- [TASK STATEMENT]: Reproduce every entry exactly as shown.

(Stored items from a collection)

========================================

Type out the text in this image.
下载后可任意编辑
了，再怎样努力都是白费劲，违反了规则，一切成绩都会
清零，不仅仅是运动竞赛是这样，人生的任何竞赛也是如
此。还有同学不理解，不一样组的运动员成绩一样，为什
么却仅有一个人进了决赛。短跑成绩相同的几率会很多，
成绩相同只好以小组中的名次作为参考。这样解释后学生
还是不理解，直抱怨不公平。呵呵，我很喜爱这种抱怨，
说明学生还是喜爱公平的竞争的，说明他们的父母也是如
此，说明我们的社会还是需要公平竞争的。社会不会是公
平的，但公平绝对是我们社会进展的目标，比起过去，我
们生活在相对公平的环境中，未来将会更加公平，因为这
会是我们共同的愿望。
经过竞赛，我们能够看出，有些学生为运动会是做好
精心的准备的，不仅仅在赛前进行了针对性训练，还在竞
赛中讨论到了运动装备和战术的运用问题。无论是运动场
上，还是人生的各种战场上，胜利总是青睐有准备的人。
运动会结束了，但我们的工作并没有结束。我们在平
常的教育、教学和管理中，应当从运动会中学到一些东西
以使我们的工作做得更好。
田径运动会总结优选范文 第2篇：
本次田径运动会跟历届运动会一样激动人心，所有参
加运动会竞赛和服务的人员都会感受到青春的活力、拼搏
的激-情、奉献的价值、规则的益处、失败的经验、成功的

========================================

- [ANSWER TO THE TASK]:
Type out the text in this image.
下载后可任意编辑
了，再怎样努力都是白费劲，违反了规则，一切成绩都会
清零，不仅仅是运动竞赛是这样，人生的任何竞赛也是如
此。还有同学不理解，不一样组的运动员成绩一样，为什
么却仅有一个人进了决赛。短跑成绩相同的几率会很多，
成绩相同只好以小组中的名次作为参考。这样解释后学生
还是不理解，直抱怨不公平。呵呵，我很喜爱这种抱怨，
说明学生还是喜爱公平的竞争的，说明他们的父母也是如
此，说明我们的社会还是需要公平竞争的。社会不会是公
平的，但公平绝对是我们社会进展的目标，比起过去，我
们生活在相对公平的环境中，未来将会更加公平，因为这
会是我们共同的愿望。
经过竞赛，我们能够看出，有些学生为运动会是做好
精心的准备的，不仅仅在赛前进行了针对性训练，还在竞
赛中讨论到了运动装备和战术的运用问题。无论是运动场
上，还是人生的各种战场上，胜利总是青睐有准备的人。
运动会结束了，但我们的工作并没有结束。我们在平
常的教育、教学和管理中，应当从运动会中学到一些东西
以使我们的工作做得更好。
田径运动会总结优选范文 第2篇：
本次田径运动会跟历届运动会一样激动人心，所有参
加运动会竞赛和服务的人员都会感受到青春的活力、拼搏
的激-情、奉献的价值、规则的益处、失败的经验、成功的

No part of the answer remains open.